Below are the records; pull every line that includes "слова".

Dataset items
>>

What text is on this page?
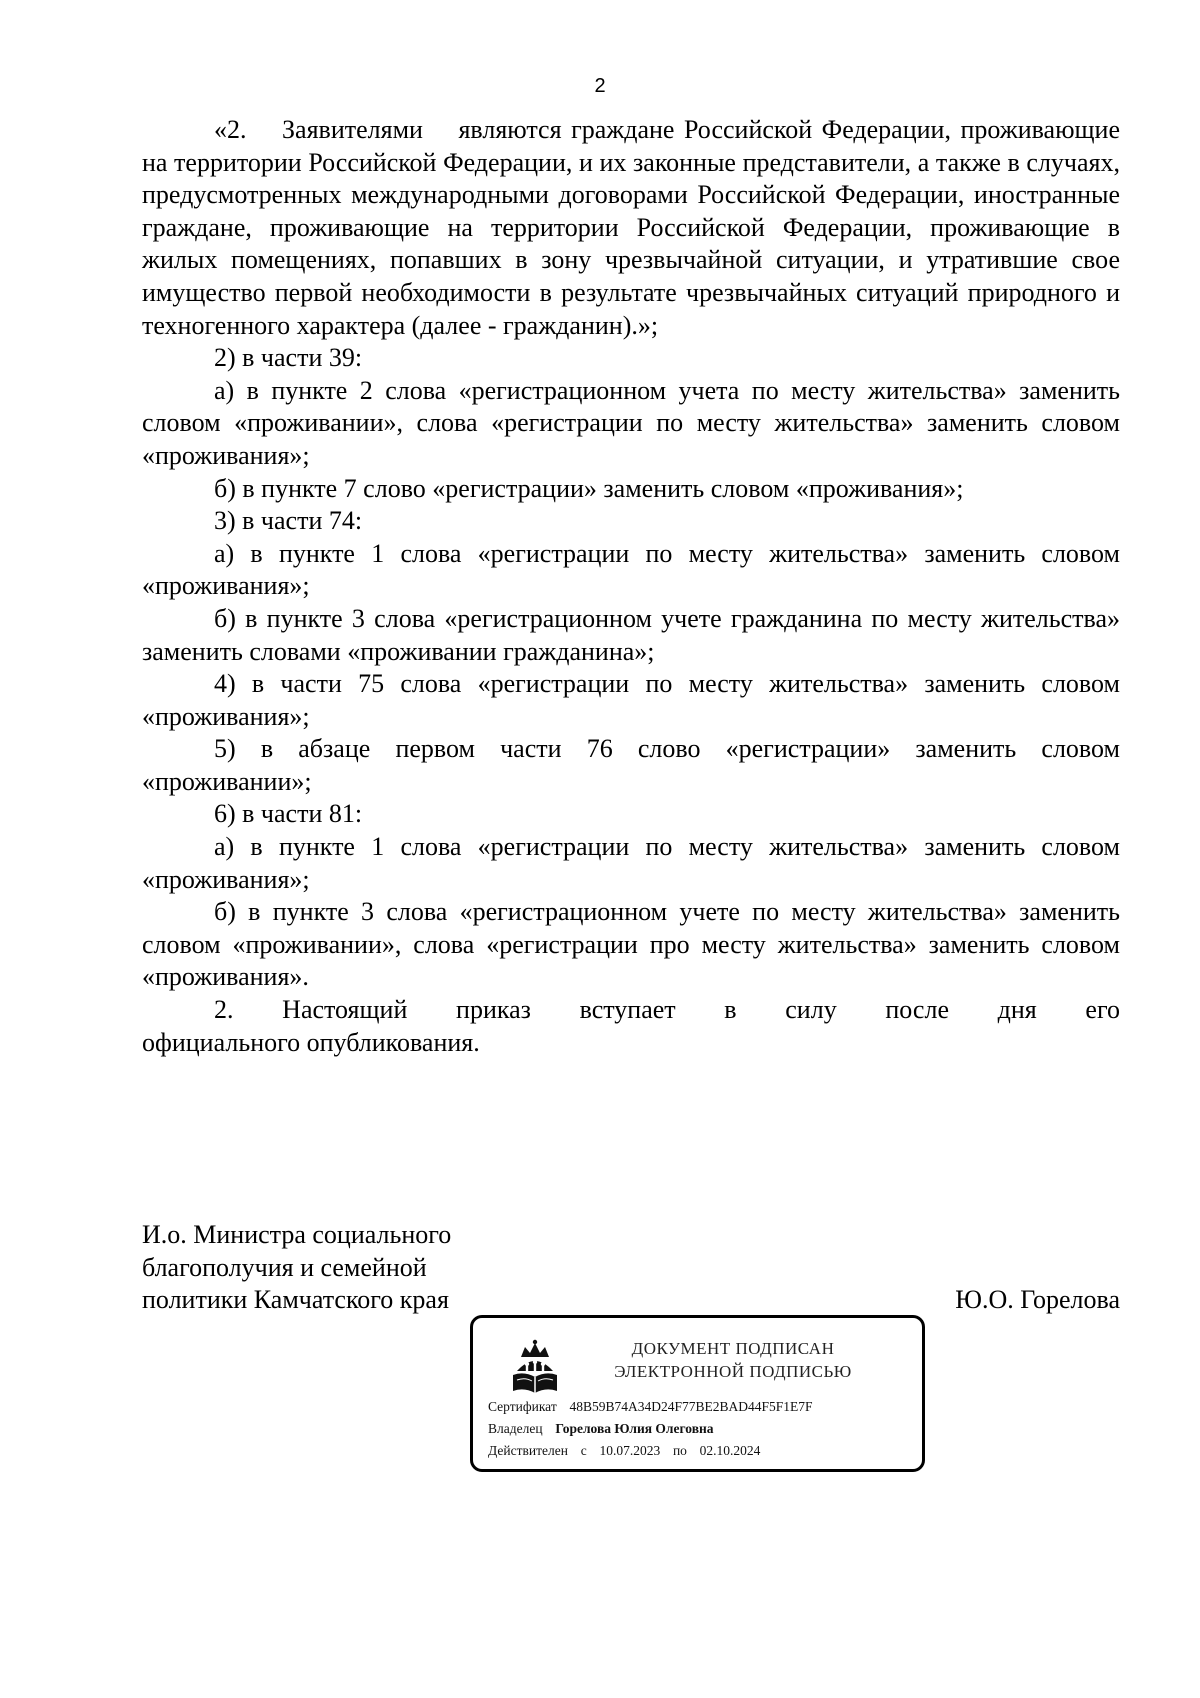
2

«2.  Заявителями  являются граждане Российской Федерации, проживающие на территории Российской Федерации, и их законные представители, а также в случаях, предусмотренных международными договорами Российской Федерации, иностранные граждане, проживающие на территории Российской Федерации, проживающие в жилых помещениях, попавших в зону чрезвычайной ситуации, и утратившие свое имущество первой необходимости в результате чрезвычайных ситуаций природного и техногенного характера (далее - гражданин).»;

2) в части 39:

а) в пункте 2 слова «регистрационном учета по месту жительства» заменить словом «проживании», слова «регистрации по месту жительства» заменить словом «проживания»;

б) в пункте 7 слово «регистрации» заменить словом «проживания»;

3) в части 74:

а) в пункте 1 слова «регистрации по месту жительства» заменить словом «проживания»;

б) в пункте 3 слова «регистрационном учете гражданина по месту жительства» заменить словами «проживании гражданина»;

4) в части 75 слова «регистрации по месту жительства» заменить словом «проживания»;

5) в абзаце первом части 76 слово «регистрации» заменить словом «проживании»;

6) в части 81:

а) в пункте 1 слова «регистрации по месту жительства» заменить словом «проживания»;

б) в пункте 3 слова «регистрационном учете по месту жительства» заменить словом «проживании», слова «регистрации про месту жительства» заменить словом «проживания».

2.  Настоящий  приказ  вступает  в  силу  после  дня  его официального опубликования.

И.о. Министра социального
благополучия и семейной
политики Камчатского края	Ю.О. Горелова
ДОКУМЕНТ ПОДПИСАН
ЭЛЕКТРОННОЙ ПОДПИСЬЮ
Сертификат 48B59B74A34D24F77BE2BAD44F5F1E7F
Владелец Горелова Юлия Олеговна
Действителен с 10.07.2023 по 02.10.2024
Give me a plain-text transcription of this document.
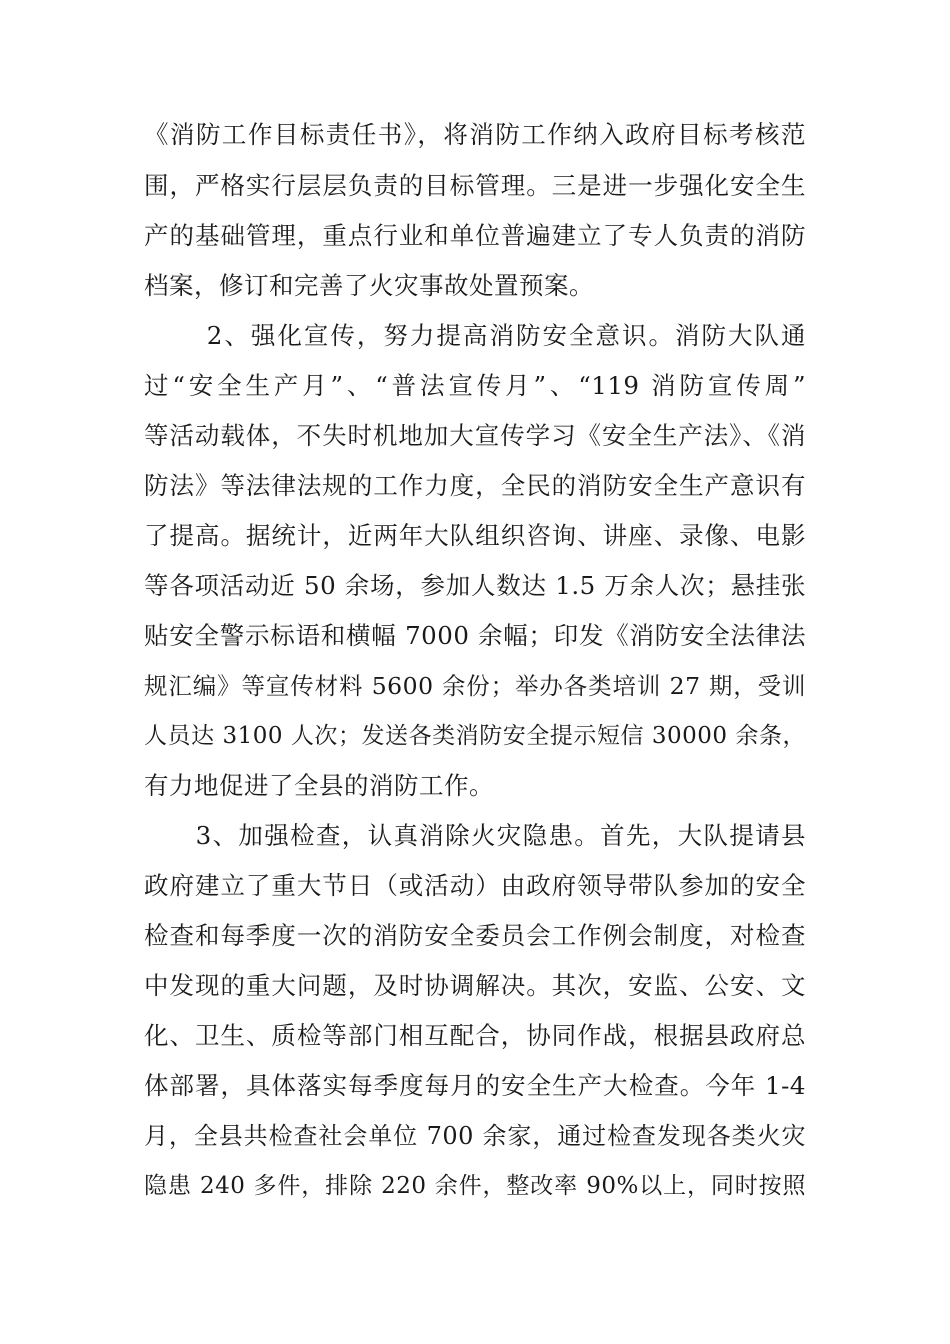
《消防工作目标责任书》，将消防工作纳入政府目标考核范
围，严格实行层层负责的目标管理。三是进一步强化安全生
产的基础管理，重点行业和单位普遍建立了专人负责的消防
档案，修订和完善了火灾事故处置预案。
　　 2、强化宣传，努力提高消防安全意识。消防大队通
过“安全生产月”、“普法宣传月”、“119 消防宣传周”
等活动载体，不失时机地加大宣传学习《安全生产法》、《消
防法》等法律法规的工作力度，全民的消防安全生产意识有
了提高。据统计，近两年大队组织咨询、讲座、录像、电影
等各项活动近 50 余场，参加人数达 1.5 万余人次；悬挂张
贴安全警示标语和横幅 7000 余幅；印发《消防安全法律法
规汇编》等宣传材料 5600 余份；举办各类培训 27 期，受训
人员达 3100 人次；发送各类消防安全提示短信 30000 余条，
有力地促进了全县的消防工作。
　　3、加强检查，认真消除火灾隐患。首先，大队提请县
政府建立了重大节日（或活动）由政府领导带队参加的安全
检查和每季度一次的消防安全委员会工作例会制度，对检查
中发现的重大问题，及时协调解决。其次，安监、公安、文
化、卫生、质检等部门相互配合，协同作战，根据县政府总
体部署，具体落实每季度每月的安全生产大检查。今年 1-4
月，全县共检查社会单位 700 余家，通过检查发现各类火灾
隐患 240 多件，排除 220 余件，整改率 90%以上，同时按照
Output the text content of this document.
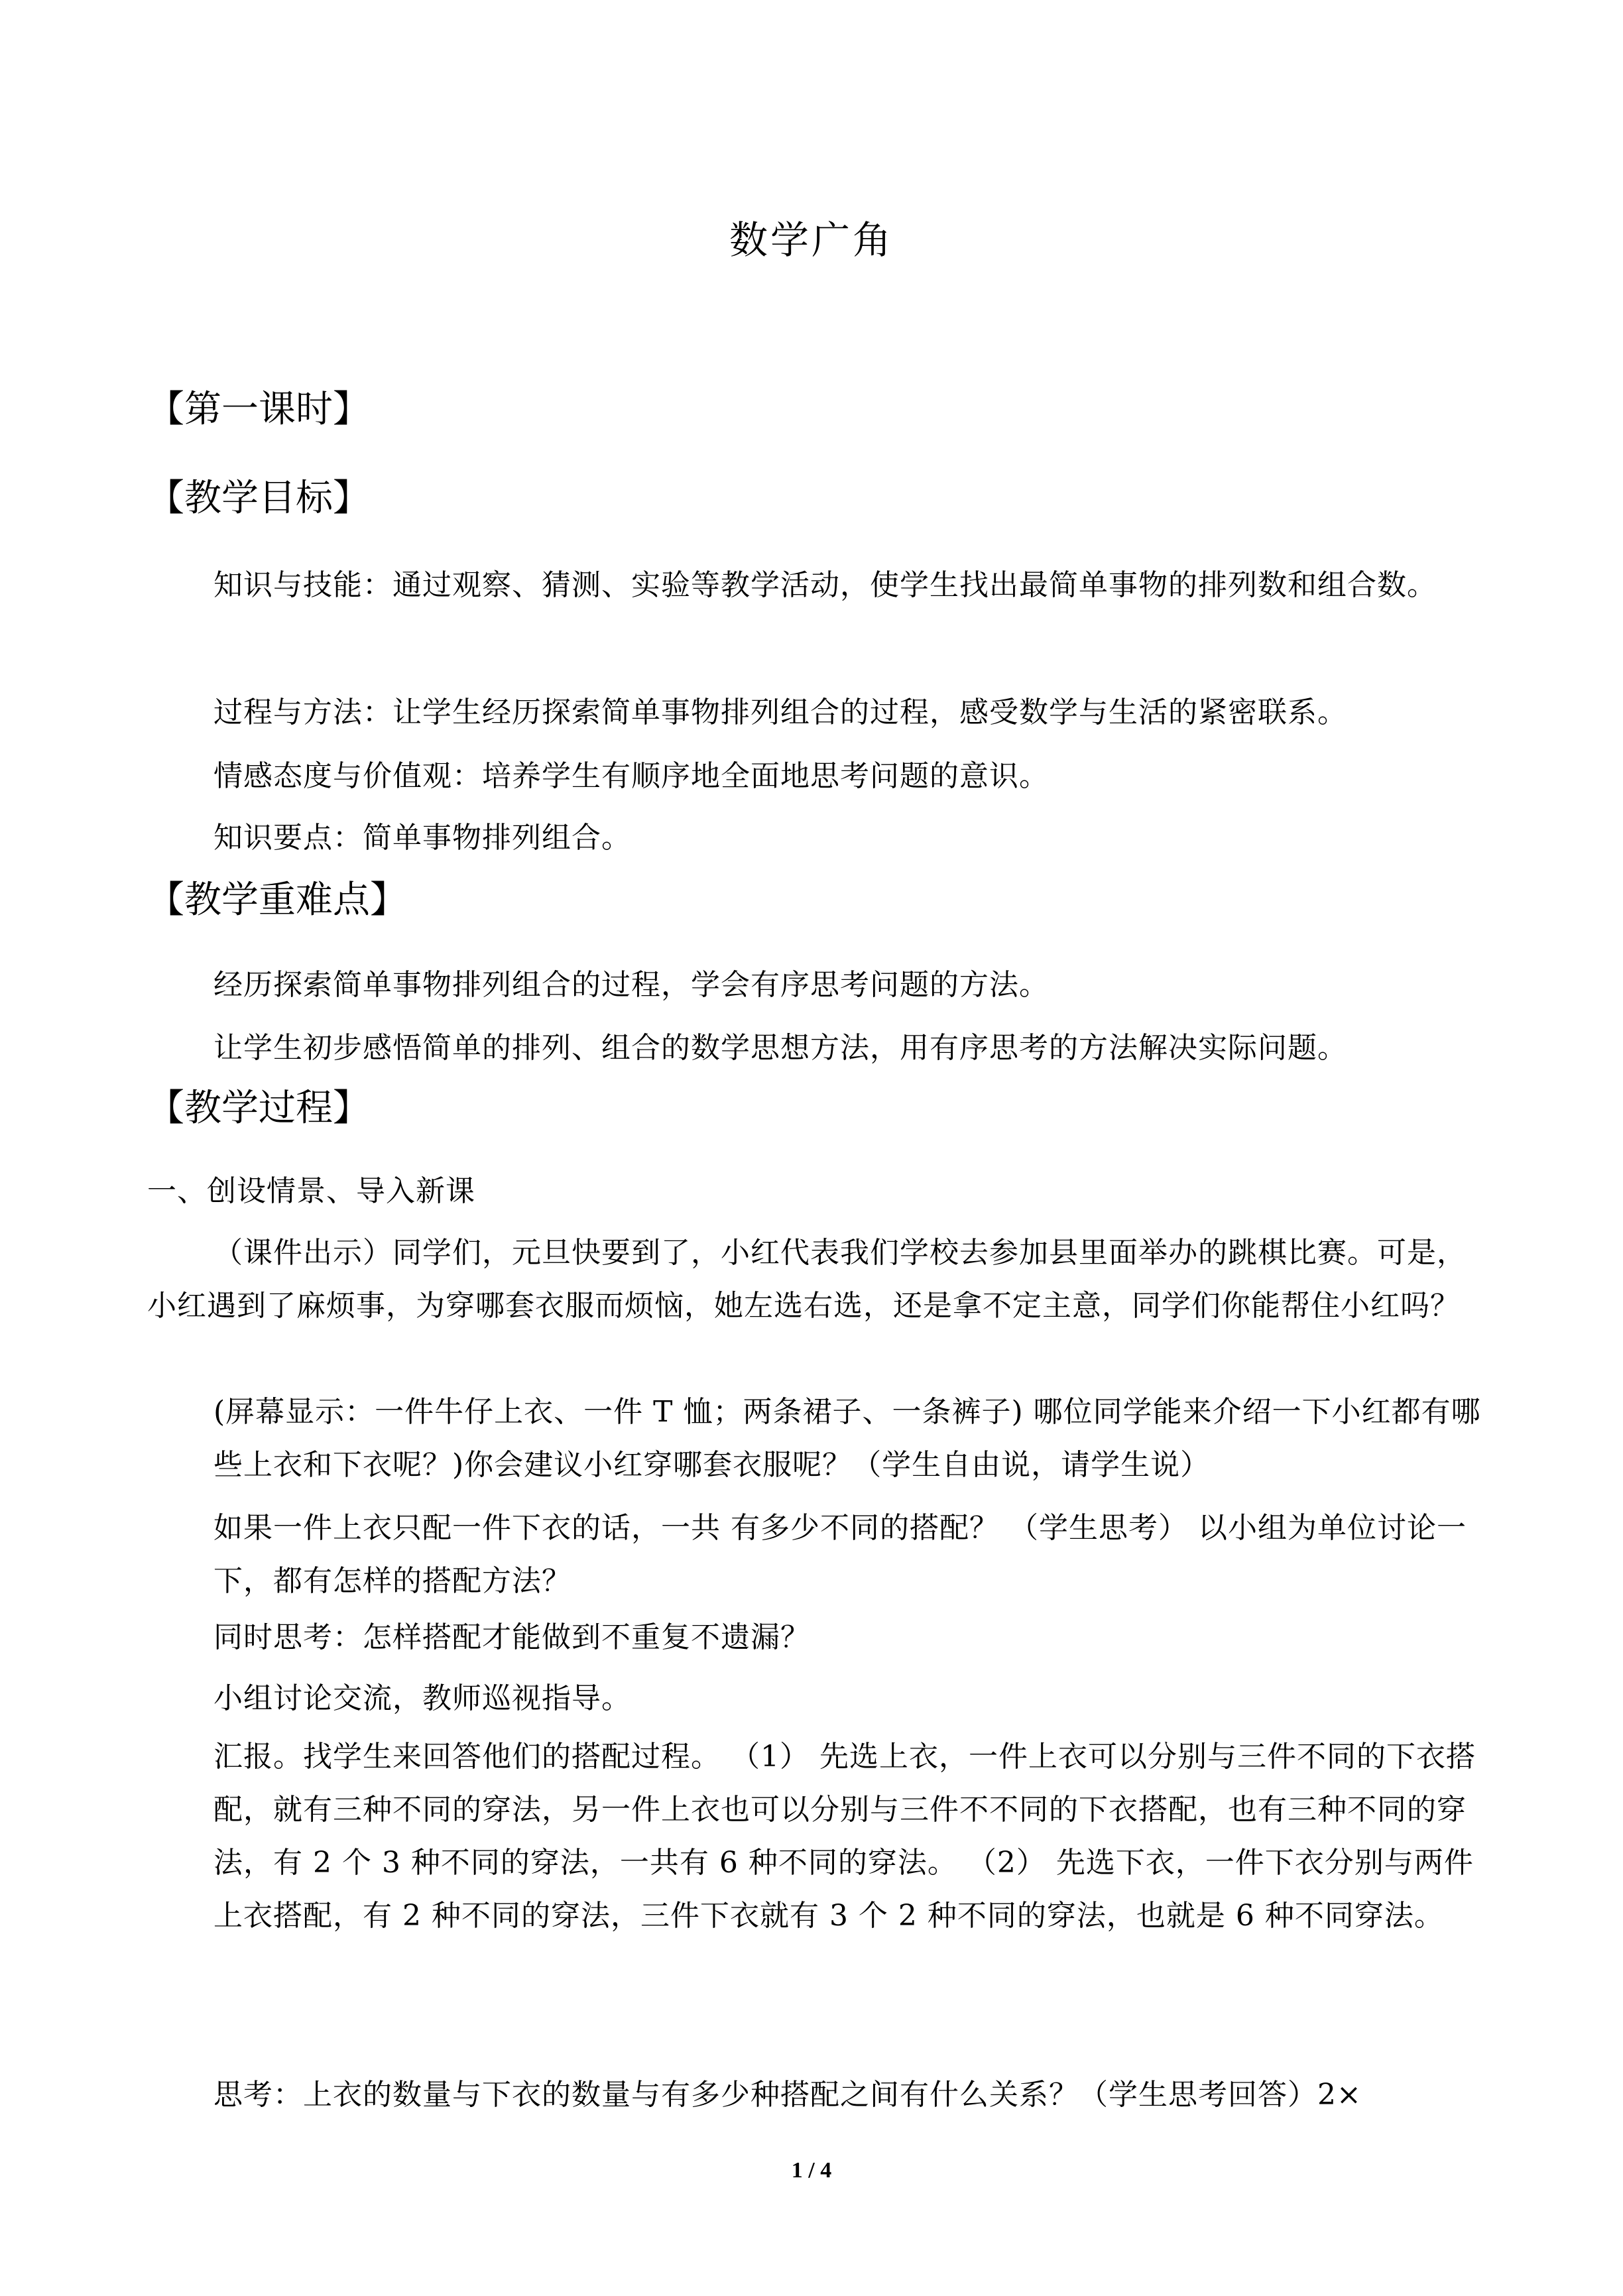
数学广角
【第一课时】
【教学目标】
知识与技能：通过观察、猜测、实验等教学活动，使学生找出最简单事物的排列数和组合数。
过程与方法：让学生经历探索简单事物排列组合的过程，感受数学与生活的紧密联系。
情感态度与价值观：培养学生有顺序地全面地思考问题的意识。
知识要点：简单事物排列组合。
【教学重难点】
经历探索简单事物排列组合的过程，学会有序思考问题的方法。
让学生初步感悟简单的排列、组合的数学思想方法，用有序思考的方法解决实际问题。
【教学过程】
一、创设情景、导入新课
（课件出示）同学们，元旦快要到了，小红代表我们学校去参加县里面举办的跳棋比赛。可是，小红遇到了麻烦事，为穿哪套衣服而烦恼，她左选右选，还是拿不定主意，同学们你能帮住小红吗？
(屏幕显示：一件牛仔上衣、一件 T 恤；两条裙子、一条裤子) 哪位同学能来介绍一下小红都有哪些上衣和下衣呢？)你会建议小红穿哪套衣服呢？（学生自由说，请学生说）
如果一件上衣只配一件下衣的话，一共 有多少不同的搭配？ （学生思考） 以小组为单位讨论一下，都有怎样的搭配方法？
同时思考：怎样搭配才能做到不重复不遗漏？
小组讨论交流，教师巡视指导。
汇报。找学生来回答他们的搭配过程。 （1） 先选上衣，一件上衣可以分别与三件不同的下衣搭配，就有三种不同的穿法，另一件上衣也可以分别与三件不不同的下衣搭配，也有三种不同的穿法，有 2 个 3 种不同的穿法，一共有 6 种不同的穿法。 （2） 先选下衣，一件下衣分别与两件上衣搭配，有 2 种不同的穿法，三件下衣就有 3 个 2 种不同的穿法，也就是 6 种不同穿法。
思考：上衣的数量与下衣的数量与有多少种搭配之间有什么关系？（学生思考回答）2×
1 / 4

<<

--- RESULT OF THIS EXERCISE ---
а) в пункте 2 слова «регистрационном учета по месту жительства» заменить словом «проживании», слова «регистрации по месту жительства» заменить словом «проживания»;
а) в пункте 1 слова «регистрации по месту жительства» заменить словом «проживания»;
б) в пункте 3 слова «регистрационном учете гражданина по месту жительства» заменить словами «проживании гражданина»;
4) в части 75 слова «регистрации по месту жительства» заменить словом «проживания»;
а) в пункте 1 слова «регистрации по месту жительства» заменить словом «проживания»;
б) в пункте 3 слова «регистрационном учете по месту жительства» заменить словом «проживании», слова «регистрации про месту жительства» заменить словом «проживания».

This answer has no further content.